▸ **Your objective**:
Determine which lines contain the word "Authentication", then copy those lines.

--- Start ---

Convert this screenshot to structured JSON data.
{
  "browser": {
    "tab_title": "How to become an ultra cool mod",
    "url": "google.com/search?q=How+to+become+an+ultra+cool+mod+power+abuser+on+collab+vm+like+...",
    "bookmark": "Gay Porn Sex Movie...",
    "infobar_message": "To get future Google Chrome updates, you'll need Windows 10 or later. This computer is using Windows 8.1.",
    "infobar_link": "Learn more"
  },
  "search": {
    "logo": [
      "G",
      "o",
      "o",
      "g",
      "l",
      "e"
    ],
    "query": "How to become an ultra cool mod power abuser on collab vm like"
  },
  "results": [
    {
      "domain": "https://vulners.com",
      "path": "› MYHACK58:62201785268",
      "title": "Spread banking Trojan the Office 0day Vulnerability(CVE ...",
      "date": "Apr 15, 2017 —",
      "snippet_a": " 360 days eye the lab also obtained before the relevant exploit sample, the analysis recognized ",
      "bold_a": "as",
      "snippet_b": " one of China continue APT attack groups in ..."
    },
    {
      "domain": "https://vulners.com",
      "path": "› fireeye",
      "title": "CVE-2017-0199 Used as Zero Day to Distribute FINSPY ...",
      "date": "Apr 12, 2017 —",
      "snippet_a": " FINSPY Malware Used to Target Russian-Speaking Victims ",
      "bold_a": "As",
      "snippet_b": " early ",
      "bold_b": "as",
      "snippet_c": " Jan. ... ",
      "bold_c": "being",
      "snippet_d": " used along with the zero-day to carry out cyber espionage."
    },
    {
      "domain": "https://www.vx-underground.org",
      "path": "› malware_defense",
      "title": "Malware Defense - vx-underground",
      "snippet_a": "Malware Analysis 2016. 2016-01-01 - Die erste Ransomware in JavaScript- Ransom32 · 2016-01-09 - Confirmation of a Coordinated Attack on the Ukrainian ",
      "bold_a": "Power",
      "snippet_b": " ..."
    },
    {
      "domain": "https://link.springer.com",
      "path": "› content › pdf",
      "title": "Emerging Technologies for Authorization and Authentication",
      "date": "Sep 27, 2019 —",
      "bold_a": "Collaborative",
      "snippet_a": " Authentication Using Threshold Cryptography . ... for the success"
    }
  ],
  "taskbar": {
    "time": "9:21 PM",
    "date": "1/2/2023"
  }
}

--- End ---

▸ **Solution to this problem**:
      "title": "Emerging Technologies for Authorization and Authentication",
      "snippet_a": " Authentication Using Threshold Cryptography . ... for the success"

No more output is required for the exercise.